Collection entries:

= = =

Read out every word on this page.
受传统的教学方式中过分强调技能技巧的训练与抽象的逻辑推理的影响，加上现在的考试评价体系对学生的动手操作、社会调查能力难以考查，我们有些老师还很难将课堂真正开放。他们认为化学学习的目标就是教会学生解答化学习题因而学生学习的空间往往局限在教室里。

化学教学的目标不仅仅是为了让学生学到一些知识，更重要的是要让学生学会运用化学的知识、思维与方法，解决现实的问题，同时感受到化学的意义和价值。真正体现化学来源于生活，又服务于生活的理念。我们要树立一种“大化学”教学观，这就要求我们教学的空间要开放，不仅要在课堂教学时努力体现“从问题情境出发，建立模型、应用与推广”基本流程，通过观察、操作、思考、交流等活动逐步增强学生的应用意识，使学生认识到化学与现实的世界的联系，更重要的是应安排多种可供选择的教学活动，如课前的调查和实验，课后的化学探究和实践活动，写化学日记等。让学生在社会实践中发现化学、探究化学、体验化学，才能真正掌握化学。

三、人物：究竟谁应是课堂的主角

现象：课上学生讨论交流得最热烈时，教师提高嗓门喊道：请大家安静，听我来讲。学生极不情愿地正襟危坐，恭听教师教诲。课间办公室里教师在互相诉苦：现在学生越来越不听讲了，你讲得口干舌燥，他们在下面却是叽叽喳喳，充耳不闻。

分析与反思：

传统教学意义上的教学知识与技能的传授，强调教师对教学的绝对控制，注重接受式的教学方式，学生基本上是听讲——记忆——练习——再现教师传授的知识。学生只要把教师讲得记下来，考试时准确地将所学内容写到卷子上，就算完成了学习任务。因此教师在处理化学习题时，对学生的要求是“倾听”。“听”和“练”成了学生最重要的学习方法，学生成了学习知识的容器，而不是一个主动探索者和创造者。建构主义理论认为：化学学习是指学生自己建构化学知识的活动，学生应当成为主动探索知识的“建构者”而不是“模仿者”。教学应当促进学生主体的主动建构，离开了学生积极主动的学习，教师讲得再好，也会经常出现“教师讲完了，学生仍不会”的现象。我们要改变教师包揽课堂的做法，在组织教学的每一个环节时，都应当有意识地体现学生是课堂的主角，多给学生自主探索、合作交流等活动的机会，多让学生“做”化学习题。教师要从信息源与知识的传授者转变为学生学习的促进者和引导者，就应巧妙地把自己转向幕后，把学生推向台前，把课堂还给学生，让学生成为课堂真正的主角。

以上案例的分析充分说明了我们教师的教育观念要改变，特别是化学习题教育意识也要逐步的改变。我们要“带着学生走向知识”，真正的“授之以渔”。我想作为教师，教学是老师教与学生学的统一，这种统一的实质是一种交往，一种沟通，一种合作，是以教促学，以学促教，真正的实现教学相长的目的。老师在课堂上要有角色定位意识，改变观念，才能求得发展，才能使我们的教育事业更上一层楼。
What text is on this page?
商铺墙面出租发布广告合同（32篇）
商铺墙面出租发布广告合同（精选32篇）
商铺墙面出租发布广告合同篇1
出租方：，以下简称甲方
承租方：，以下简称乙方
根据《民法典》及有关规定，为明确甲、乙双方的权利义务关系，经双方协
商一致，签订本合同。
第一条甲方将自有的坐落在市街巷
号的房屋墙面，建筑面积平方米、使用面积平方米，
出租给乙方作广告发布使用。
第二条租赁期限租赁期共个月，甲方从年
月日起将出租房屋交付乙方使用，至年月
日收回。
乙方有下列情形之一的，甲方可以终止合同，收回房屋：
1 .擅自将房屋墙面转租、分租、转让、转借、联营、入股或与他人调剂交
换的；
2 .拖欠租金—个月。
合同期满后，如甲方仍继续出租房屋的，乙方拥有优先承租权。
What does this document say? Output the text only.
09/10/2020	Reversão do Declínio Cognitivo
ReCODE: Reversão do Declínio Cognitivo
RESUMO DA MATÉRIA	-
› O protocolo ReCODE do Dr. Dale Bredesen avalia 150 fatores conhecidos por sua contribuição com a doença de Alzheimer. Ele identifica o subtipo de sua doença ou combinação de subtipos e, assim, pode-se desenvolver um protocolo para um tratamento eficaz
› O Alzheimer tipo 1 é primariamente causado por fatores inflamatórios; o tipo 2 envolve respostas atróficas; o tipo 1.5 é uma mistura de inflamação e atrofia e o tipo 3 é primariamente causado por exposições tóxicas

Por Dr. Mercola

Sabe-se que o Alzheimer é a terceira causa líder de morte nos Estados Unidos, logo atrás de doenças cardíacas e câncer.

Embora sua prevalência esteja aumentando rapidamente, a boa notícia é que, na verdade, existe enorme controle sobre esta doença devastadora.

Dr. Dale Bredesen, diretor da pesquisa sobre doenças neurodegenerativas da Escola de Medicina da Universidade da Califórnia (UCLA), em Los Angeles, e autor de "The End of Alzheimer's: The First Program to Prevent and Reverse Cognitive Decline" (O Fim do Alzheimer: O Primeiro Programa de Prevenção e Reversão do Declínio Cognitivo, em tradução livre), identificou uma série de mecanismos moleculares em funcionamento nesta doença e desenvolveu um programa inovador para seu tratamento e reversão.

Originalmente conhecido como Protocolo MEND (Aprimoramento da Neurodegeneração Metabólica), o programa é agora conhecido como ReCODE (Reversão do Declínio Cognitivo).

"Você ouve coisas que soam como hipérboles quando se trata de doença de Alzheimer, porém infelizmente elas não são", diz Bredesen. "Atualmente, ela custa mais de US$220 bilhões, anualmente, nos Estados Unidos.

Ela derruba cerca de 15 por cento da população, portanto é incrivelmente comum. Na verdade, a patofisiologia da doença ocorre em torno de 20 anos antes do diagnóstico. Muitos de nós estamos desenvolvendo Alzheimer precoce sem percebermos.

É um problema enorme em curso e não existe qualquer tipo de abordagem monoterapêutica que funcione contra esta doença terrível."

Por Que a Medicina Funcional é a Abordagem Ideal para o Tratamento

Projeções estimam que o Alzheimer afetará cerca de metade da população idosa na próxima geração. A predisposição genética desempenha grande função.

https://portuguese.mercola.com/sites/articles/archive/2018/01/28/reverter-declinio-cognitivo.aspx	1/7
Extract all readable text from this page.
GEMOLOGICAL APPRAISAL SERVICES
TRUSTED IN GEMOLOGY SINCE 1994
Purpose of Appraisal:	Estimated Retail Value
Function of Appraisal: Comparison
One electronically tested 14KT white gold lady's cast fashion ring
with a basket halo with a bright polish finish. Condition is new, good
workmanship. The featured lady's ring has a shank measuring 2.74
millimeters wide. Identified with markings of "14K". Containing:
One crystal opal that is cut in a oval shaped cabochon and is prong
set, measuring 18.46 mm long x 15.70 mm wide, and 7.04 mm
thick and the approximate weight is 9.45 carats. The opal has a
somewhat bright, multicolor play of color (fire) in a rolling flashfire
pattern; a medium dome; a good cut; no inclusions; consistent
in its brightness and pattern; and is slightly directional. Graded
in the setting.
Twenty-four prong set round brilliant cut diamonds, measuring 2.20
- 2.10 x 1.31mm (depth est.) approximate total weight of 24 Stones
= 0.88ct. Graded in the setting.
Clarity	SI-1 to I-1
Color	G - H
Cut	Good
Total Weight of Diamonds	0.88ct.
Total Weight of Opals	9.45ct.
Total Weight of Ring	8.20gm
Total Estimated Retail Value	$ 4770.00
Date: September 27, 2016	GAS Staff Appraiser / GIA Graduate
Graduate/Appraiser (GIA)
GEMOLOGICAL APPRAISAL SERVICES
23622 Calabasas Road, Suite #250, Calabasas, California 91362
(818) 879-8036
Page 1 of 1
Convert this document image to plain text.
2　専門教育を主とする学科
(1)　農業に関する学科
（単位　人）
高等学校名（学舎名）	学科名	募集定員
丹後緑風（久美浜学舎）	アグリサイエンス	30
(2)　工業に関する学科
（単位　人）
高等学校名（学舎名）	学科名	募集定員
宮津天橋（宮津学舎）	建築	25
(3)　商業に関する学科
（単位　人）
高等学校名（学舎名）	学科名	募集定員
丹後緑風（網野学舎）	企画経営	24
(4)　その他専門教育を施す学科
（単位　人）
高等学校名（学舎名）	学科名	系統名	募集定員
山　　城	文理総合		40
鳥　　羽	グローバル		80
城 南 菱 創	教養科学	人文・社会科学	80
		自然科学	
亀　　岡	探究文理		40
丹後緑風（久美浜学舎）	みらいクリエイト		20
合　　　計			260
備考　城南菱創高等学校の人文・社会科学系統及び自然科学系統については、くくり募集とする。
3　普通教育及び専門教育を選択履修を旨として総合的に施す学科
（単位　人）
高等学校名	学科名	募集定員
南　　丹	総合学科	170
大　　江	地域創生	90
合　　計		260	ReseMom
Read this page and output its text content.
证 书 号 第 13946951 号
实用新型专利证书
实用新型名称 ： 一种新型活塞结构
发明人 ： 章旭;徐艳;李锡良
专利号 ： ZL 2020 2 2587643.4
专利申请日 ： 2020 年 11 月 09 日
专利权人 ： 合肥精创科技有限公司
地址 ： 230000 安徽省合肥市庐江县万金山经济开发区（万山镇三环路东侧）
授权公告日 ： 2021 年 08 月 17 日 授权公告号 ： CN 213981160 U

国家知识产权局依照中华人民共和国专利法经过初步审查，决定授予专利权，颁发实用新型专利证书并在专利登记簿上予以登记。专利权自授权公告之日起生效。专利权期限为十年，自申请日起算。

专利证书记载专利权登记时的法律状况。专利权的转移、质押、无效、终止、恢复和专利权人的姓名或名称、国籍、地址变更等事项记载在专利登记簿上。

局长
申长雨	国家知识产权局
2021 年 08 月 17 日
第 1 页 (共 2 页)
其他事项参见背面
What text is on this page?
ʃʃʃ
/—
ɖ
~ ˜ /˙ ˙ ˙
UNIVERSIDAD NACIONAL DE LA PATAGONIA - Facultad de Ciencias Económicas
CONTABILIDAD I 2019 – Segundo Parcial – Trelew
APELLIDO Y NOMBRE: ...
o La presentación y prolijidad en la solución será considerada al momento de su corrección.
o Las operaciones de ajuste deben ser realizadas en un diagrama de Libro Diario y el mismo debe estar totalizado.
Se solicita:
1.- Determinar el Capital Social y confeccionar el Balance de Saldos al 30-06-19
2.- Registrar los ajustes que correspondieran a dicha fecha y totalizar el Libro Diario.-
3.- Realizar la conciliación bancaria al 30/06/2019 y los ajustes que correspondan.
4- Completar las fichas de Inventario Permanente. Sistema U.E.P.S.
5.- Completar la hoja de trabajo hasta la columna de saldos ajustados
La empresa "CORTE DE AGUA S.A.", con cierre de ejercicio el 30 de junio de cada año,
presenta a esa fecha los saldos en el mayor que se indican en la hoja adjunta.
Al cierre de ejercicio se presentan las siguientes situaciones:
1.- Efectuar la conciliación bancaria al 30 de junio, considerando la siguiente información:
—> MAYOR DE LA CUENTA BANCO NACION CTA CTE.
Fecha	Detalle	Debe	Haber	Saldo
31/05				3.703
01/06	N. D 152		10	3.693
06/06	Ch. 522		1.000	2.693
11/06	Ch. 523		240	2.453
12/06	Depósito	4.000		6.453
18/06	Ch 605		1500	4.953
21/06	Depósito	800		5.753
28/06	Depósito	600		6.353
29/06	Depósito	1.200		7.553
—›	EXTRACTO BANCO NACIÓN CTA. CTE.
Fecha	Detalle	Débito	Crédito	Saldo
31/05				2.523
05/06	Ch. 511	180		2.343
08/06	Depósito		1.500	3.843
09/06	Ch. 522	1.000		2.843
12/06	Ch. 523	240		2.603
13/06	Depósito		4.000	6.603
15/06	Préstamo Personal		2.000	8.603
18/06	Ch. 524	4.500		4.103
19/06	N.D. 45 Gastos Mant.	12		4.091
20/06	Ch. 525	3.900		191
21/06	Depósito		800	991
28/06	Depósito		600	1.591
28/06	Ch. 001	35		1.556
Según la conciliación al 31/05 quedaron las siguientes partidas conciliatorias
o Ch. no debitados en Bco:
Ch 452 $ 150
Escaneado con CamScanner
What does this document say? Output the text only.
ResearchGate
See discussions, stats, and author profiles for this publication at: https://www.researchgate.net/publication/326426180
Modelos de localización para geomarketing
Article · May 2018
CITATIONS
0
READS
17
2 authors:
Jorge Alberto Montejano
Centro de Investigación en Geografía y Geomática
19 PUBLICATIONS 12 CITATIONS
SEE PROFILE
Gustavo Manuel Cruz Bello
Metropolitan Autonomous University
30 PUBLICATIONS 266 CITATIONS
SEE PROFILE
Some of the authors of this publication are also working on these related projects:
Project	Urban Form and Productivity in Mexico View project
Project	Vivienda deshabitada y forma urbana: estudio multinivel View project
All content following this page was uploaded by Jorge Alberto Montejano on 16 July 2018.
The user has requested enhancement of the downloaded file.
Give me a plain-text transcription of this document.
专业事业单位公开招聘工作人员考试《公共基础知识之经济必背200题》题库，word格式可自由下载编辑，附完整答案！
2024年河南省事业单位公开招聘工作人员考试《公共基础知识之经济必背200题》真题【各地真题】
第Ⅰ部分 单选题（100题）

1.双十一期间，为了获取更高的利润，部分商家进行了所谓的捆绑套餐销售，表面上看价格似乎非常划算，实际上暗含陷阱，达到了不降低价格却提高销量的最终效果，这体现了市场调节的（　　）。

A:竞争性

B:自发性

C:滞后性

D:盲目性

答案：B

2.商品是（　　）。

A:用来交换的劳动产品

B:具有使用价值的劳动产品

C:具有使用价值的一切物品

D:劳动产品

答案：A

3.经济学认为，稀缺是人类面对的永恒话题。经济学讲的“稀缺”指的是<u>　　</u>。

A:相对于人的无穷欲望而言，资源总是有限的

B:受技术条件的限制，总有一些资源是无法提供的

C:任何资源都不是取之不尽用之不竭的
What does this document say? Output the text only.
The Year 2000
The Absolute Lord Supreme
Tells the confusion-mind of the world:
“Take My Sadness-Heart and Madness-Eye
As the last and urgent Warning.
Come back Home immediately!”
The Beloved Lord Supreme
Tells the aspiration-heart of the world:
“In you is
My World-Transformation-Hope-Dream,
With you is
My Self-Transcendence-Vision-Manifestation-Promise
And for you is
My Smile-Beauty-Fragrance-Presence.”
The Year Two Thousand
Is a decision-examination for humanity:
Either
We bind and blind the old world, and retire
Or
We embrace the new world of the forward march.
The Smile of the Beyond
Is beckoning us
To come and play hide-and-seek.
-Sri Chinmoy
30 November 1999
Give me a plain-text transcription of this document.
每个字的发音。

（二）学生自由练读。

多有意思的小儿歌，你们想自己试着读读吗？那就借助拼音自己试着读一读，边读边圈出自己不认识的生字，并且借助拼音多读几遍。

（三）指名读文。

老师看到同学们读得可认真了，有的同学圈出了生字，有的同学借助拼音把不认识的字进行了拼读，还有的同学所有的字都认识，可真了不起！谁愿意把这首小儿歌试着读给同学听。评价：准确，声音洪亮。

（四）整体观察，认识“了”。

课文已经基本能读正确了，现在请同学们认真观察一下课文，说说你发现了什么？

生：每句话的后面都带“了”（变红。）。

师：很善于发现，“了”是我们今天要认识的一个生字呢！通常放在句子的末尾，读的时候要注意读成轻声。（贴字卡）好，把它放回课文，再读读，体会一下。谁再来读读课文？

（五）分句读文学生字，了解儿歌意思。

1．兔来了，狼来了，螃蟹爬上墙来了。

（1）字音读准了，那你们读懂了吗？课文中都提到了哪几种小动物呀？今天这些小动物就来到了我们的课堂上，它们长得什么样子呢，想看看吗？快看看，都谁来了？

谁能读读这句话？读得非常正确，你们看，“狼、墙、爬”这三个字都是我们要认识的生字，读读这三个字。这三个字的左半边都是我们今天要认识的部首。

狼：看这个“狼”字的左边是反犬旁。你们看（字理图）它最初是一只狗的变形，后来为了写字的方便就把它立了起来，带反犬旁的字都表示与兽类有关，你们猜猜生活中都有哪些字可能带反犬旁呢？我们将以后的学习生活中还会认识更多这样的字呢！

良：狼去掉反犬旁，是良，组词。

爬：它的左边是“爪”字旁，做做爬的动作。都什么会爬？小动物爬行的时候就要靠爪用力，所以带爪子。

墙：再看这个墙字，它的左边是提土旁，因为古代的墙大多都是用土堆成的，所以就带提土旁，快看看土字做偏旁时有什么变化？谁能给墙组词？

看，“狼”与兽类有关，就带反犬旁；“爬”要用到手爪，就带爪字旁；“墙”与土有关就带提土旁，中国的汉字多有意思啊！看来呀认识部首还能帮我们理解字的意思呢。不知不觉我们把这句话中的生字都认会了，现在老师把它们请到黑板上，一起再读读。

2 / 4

= = =

State how many lines include the string "prong", and nothing more.

2